=== Task to complete ===
Reproduce the listing below without changes, except that pictures are left out.

============

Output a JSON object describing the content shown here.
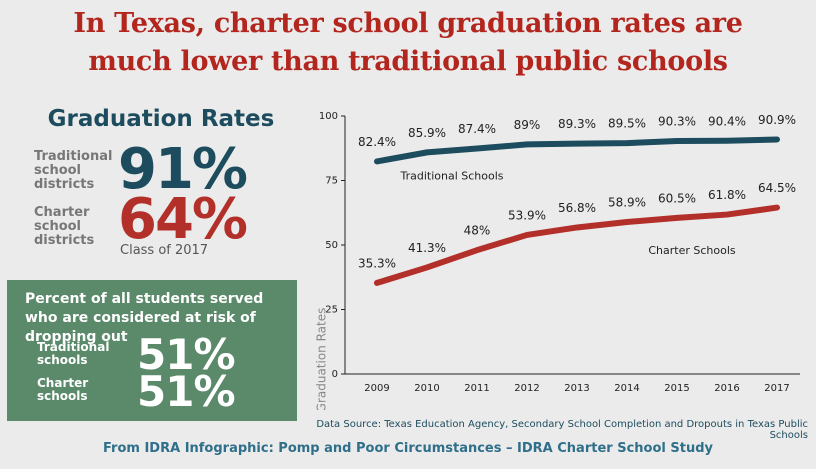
{
  "header": {
    "title_lines": [
      "In Texas, charter school graduation rates are",
      "much lower than traditional public schools"
    ]
  },
  "graduation_panel": {
    "title": "Graduation Rates",
    "rows": [
      {
        "label": "Traditional school districts",
        "value": "91%"
      },
      {
        "label": "Charter school districts",
        "value": "64%"
      }
    ],
    "note": "Class of 2017"
  },
  "risk_panel": {
    "title": "Percent of all students served who are considered at risk of dropping out",
    "rows": [
      {
        "label": "Traditional schools",
        "value": "51%"
      },
      {
        "label": "Charter schools",
        "value": "51%"
      }
    ]
  },
  "chart_data": {
    "type": "line",
    "y_label": "Graduation Rates",
    "categories": [
      "2009",
      "2010",
      "2011",
      "2012",
      "2013",
      "2014",
      "2015",
      "2016",
      "2017"
    ],
    "ylim": [
      0,
      100
    ],
    "yticks": [
      0,
      25,
      50,
      75,
      100
    ],
    "grid": false,
    "series": [
      {
        "name": "Traditional Schools",
        "color": "#1d4c5e",
        "values": [
          82.4,
          85.9,
          87.4,
          89,
          89.3,
          89.5,
          90.3,
          90.4,
          90.9
        ],
        "value_labels": [
          "82.4%",
          "85.9%",
          "87.4%",
          "89%",
          "89.3%",
          "89.5%",
          "90.3%",
          "90.4%",
          "90.9%"
        ]
      },
      {
        "name": "Charter Schools",
        "color": "#b3302a",
        "values": [
          35.3,
          41.3,
          48,
          53.9,
          56.8,
          58.9,
          60.5,
          61.8,
          64.5
        ],
        "value_labels": [
          "35.3%",
          "41.3%",
          "48%",
          "53.9%",
          "56.8%",
          "58.9%",
          "60.5%",
          "61.8%",
          "64.5%"
        ]
      }
    ],
    "source": "Data Source: Texas Education Agency, Secondary School Completion and Dropouts in Texas Public Schools"
  },
  "footer": {
    "text": "From IDRA Infographic: Pomp and Poor Circumstances – IDRA Charter School Study"
  }
}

============

=== Result for this task ===
Output a JSON object describing the content shown here.
{
  "header": {
    "title_lines": [
      "In Texas, charter school graduation rates are",
      "much lower than traditional public schools"
    ]
  },
  "graduation_panel": {
    "title": "Graduation Rates",
    "rows": [
      {
        "label": "Traditional school districts",
        "value": "91%"
      },
      {
        "label": "Charter school districts",
        "value": "64%"
      }
    ],
    "note": "Class of 2017"
  },
  "risk_panel": {
    "title": "Percent of all students served who are considered at risk of dropping out",
    "rows": [
      {
        "label": "Traditional schools",
        "value": "51%"
      },
      {
        "label": "Charter schools",
        "value": "51%"
      }
    ]
  },
  "chart_data": {
    "type": "line",
    "y_label": "Graduation Rates",
    "categories": [
      "2009",
      "2010",
      "2011",
      "2012",
      "2013",
      "2014",
      "2015",
      "2016",
      "2017"
    ],
    "ylim": [
      0,
      100
    ],
    "yticks": [
      0,
      25,
      50,
      75,
      100
    ],
    "grid": false,
    "series": [
      {
        "name": "Traditional Schools",
        "color": "#1d4c5e",
        "values": [
          82.4,
          85.9,
          87.4,
          89,
          89.3,
          89.5,
          90.3,
          90.4,
          90.9
        ],
        "value_labels": [
          "82.4%",
          "85.9%",
          "87.4%",
          "89%",
          "89.3%",
          "89.5%",
          "90.3%",
          "90.4%",
          "90.9%"
        ]
      },
      {
        "name": "Charter Schools",
        "color": "#b3302a",
        "values": [
          35.3,
          41.3,
          48,
          53.9,
          56.8,
          58.9,
          60.5,
          61.8,
          64.5
        ],
        "value_labels": [
          "35.3%",
          "41.3%",
          "48%",
          "53.9%",
          "56.8%",
          "58.9%",
          "60.5%",
          "61.8%",
          "64.5%"
        ]
      }
    ],
    "source": "Data Source: Texas Education Agency, Secondary School Completion and Dropouts in Texas Public Schools"
  },
  "footer": {
    "text": "From IDRA Infographic: Pomp and Poor Circumstances – IDRA Charter School Study"
  }
}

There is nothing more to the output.